» **Entries provided**
────────────────────────────────────────

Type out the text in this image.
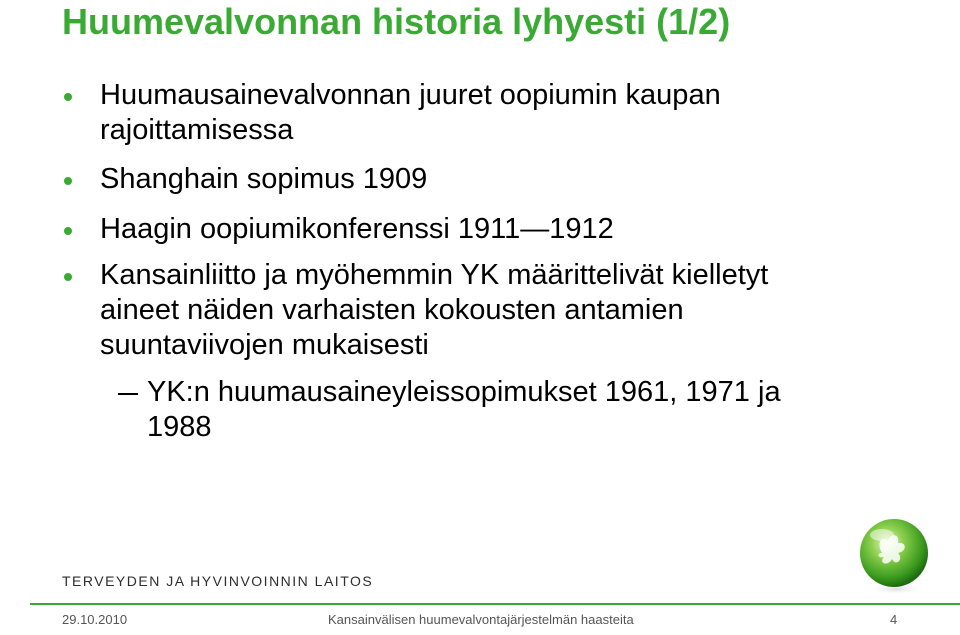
Huumevalvonnan historia lyhyesti (1/2)
Huumausainevalvonnan juuret oopiumin kaupan
rajoittamisessa
Shanghain sopimus 1909
Haagin oopiumikonferenssi 1911—1912
Kansainliitto ja myöhemmin YK määrittelivät kielletyt
aineet näiden varhaisten kokousten antamien
suuntaviivojen mukaisesti
YK:n huumausaineyleissopimukset 1961, 1971 ja
1988
TERVEYDEN JA HYVINVOINNIN LAITOS
29.10.2010	Kansainvälisen huumevalvontajärjestelmän haasteita	4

────────────────────────────────────────

» **What is required**
Leave out the pictures, and give all the records again exactly.

» **Final result**
Type out the text in this image.
Huumevalvonnan historia lyhyesti (1/2)
Huumausainevalvonnan juuret oopiumin kaupan
rajoittamisessa
Shanghain sopimus 1909
Haagin oopiumikonferenssi 1911—1912
Kansainliitto ja myöhemmin YK määrittelivät kielletyt
aineet näiden varhaisten kokousten antamien
suuntaviivojen mukaisesti
YK:n huumausaineyleissopimukset 1961, 1971 ja
1988
TERVEYDEN JA HYVINVOINNIN LAITOS
29.10.2010	Kansainvälisen huumevalvontajärjestelmän haasteita	4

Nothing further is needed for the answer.